■ Your task
If a line includes "between", copy it out of the entries.

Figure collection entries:
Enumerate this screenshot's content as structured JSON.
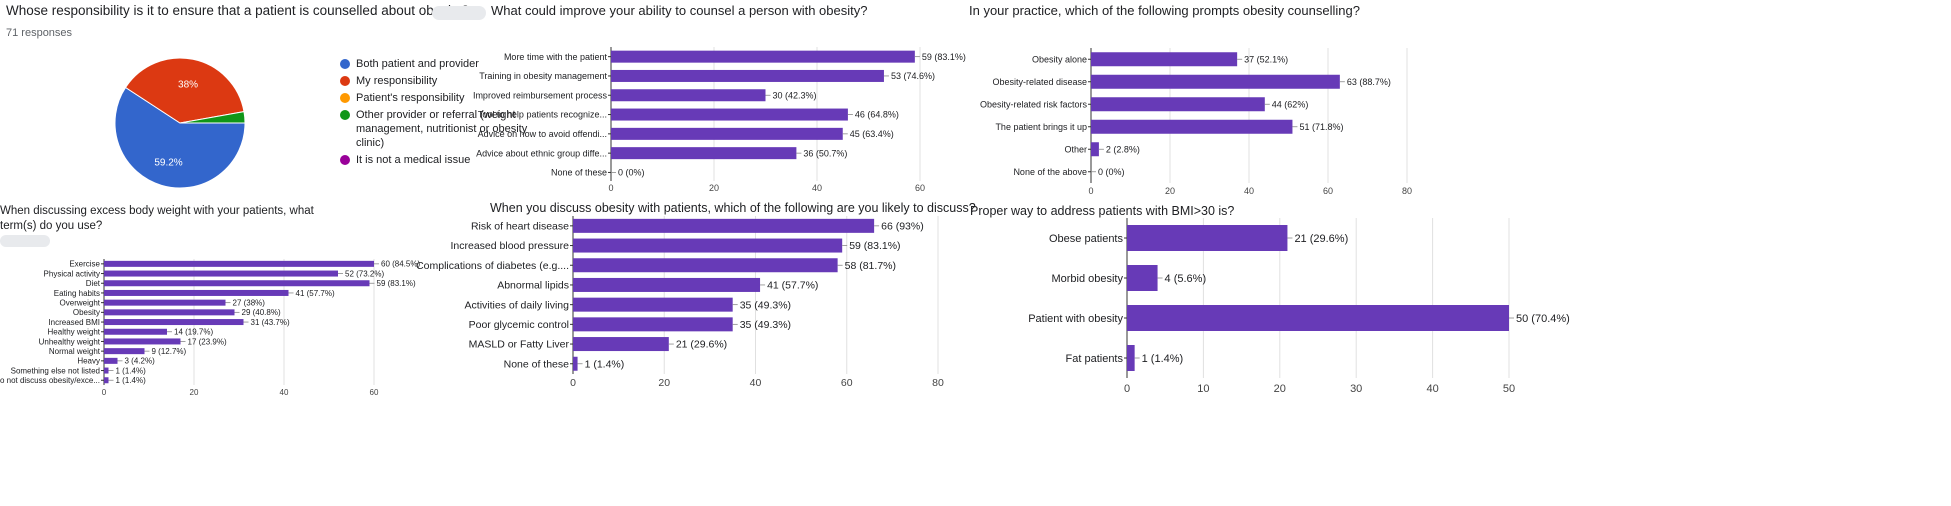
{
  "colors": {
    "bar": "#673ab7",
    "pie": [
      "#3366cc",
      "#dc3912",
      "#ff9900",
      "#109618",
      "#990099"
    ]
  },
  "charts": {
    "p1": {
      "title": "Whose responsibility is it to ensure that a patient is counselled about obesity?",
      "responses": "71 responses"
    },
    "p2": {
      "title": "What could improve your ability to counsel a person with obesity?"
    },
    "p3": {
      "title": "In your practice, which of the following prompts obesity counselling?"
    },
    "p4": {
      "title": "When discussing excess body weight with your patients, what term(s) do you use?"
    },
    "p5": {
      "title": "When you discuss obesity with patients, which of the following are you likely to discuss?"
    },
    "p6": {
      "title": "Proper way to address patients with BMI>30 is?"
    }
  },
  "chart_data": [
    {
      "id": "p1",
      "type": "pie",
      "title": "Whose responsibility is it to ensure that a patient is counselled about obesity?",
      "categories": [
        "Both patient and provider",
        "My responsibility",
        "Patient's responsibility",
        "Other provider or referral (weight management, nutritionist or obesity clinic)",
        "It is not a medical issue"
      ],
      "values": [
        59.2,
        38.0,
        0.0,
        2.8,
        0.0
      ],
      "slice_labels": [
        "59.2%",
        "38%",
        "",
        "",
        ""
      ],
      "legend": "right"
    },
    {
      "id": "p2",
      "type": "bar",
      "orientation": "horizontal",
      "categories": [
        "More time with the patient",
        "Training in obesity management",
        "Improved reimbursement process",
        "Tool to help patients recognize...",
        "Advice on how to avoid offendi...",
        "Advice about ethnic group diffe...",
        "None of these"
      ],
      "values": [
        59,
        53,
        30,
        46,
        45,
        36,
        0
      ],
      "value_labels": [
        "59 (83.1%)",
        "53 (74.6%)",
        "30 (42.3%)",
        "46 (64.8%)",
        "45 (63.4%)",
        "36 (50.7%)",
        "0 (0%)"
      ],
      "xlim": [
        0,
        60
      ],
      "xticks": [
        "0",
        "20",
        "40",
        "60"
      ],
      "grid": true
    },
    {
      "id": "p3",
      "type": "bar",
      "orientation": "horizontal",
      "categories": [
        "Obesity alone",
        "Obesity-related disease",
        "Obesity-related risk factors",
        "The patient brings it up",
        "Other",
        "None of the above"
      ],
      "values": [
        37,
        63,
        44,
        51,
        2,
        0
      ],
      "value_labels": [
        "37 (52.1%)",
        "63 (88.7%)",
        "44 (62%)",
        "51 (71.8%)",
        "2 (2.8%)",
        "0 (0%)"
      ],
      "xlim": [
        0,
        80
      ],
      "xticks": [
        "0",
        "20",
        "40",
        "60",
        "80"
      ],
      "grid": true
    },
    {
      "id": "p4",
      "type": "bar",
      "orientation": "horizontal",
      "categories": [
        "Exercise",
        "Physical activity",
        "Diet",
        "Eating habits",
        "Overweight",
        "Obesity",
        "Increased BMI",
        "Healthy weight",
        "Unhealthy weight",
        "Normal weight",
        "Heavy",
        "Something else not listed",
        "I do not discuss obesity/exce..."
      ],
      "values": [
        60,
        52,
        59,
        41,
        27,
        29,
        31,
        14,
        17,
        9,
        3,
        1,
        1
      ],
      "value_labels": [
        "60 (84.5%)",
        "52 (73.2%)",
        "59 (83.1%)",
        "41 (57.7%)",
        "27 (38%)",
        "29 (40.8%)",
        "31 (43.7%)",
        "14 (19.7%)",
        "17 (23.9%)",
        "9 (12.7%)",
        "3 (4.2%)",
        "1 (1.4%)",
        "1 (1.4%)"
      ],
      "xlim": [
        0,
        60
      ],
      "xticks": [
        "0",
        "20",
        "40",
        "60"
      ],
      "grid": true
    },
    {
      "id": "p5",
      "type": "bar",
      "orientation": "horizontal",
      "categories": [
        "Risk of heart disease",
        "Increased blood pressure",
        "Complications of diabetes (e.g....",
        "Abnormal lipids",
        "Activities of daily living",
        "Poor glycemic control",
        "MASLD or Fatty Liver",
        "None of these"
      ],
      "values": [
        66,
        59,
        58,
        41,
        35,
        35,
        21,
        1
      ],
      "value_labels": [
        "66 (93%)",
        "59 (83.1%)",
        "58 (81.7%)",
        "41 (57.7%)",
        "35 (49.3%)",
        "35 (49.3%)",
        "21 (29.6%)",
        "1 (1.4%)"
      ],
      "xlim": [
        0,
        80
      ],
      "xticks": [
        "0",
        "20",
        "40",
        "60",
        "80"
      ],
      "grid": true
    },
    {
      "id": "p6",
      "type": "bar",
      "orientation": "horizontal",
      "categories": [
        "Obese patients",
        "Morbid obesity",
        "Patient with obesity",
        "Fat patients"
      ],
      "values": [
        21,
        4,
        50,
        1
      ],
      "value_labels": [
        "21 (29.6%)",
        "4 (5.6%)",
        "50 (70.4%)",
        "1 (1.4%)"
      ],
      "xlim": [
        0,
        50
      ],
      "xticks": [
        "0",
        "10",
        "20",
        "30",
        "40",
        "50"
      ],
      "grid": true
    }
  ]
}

==

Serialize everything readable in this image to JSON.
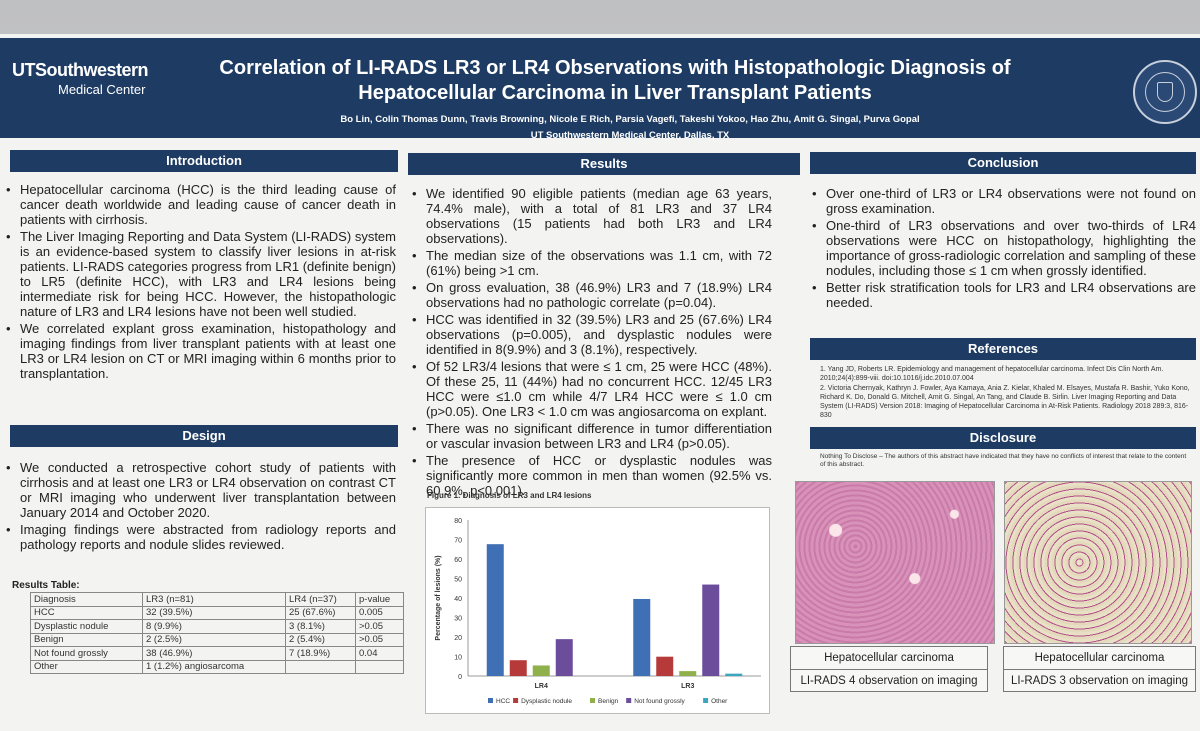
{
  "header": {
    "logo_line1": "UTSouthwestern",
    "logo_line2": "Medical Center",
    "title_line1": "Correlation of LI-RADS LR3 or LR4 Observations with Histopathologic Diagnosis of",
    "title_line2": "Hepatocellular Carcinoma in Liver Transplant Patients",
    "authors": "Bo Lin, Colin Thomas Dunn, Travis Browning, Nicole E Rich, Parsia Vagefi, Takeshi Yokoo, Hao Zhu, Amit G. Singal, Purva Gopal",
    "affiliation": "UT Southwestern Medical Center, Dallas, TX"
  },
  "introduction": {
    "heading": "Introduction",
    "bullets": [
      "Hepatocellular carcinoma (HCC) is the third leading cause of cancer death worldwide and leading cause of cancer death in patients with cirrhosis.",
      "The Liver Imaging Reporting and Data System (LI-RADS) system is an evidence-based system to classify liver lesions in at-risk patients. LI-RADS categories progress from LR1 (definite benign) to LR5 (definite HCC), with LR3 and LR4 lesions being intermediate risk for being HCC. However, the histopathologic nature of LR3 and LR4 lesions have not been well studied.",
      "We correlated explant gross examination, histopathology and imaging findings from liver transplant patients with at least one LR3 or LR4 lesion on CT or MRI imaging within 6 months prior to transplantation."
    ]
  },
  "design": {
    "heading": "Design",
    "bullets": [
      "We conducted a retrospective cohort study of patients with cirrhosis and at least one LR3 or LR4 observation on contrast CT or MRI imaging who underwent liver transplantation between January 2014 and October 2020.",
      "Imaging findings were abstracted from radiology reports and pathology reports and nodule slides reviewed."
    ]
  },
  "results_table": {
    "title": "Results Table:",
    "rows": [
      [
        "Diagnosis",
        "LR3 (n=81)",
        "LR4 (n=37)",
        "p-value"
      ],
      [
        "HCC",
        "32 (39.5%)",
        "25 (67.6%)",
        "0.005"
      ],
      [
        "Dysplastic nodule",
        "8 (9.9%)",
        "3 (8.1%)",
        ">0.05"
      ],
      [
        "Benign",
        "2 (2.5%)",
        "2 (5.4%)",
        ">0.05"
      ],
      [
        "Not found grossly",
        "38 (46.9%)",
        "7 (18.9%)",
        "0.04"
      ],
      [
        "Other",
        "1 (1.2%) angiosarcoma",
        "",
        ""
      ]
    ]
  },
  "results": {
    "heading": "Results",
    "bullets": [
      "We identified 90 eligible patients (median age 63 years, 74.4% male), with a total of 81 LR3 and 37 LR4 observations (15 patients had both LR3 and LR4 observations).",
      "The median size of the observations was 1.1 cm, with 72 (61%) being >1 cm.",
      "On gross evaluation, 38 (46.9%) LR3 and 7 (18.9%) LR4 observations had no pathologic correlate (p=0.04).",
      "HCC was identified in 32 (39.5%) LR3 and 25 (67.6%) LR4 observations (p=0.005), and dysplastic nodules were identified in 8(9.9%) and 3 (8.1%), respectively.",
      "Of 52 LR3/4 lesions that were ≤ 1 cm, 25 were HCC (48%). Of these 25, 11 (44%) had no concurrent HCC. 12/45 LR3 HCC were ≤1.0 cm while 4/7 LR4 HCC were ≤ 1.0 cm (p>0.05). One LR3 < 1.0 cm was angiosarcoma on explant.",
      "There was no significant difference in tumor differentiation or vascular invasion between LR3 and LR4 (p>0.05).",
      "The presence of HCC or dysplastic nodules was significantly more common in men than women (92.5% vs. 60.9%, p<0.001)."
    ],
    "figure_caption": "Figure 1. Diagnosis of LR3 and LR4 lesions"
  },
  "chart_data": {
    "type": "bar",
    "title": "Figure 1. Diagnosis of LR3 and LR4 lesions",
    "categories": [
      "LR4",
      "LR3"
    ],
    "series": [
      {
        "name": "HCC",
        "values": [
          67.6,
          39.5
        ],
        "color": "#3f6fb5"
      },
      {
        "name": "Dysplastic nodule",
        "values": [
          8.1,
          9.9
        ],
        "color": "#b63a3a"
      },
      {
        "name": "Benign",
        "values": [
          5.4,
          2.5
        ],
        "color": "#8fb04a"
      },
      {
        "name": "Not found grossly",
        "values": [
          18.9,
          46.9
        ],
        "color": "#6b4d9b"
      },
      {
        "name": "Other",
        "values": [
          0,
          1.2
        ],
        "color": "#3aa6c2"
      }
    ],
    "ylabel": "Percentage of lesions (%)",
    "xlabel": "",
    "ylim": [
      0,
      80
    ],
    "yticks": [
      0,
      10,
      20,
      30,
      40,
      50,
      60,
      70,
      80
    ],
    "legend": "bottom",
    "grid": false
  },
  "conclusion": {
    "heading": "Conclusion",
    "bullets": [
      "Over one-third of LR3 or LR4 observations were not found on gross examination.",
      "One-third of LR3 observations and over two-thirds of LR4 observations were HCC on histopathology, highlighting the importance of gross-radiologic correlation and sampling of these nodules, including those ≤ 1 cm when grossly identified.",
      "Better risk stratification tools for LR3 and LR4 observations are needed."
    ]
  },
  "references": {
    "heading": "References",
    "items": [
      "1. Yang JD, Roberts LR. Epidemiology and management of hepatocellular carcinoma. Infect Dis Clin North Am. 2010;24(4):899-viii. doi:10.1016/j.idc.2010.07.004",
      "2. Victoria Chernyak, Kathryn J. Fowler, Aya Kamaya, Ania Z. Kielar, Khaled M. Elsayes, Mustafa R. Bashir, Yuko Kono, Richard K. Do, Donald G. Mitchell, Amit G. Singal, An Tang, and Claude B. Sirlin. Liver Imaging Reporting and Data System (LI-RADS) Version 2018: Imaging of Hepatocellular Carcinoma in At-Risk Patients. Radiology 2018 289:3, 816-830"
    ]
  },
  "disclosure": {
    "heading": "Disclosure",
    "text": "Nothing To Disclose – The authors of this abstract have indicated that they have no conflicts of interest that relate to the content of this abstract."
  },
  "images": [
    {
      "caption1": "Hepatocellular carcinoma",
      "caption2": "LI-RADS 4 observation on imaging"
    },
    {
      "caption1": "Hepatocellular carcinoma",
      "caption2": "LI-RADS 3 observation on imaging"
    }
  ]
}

==

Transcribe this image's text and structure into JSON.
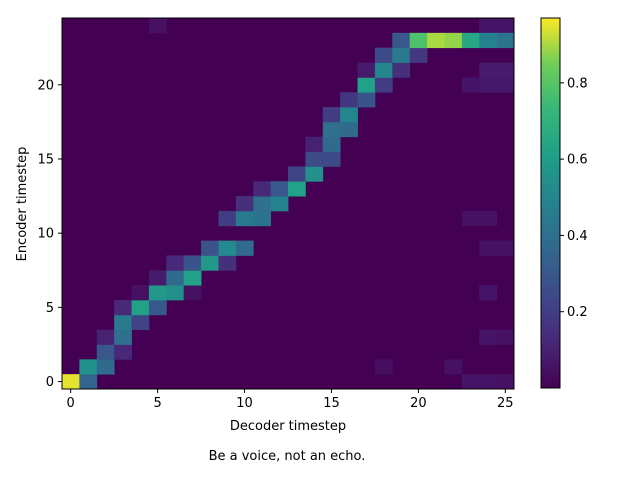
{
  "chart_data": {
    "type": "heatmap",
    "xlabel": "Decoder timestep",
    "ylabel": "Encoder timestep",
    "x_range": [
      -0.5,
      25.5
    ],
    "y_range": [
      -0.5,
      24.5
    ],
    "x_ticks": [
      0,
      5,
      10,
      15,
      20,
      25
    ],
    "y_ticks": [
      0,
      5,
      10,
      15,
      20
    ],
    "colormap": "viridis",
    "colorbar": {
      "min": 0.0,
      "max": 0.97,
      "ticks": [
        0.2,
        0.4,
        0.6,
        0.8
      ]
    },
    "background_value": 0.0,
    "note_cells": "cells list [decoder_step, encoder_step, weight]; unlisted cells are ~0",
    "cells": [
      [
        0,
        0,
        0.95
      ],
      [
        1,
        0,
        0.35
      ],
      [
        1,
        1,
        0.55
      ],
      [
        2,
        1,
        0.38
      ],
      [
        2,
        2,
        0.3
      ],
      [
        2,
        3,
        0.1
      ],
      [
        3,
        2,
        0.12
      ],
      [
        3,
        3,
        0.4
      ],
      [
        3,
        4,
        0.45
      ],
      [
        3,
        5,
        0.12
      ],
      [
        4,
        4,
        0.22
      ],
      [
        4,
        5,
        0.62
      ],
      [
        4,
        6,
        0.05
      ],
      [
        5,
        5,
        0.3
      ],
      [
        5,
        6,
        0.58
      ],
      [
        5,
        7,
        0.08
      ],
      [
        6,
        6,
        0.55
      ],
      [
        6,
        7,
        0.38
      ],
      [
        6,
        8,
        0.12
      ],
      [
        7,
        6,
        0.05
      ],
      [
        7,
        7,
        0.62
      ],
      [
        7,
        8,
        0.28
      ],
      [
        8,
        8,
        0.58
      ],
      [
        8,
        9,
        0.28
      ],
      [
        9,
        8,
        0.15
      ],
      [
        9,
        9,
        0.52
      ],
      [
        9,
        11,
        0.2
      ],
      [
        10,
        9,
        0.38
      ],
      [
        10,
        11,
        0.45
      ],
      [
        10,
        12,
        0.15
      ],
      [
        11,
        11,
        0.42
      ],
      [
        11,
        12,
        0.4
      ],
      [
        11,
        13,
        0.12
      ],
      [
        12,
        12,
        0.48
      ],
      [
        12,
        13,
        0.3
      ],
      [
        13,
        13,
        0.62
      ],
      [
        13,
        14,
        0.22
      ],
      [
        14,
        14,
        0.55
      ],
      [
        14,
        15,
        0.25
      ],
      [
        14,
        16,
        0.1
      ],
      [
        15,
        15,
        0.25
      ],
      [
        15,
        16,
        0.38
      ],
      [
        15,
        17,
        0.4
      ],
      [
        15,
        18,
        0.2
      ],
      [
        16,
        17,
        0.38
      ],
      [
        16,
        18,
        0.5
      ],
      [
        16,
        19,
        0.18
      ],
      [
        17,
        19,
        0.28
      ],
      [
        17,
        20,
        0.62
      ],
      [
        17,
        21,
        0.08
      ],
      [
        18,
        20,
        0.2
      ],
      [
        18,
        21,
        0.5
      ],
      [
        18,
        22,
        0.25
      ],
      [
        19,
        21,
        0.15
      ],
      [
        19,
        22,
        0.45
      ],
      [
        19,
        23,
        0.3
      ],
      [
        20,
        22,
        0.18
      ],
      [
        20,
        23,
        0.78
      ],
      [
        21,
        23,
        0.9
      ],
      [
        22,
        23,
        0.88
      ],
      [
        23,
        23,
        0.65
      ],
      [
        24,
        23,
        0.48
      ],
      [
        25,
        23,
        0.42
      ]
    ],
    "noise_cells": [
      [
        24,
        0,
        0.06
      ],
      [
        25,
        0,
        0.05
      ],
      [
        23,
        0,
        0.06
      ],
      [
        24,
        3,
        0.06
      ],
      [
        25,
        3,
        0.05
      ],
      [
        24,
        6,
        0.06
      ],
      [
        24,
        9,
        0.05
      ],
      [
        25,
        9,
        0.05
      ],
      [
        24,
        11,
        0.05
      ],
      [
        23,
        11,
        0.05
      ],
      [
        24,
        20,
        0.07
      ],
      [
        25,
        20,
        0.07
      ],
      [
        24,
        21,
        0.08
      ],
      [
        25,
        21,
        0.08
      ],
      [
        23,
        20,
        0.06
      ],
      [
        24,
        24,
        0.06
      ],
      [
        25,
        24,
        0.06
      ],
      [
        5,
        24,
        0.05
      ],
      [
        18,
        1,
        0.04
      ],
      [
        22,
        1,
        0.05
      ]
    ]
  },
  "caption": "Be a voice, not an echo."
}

■ Completed task
      "We conducted a retrospective cohort study of patients with cirrhosis and at least one LR3 or LR4 observation on contrast CT or MRI imaging who underwent liver transplantation between January 2014 and October 2020.",
      "There was no significant difference in tumor differentiation or vascular invasion between LR3 and LR4 (p>0.05).",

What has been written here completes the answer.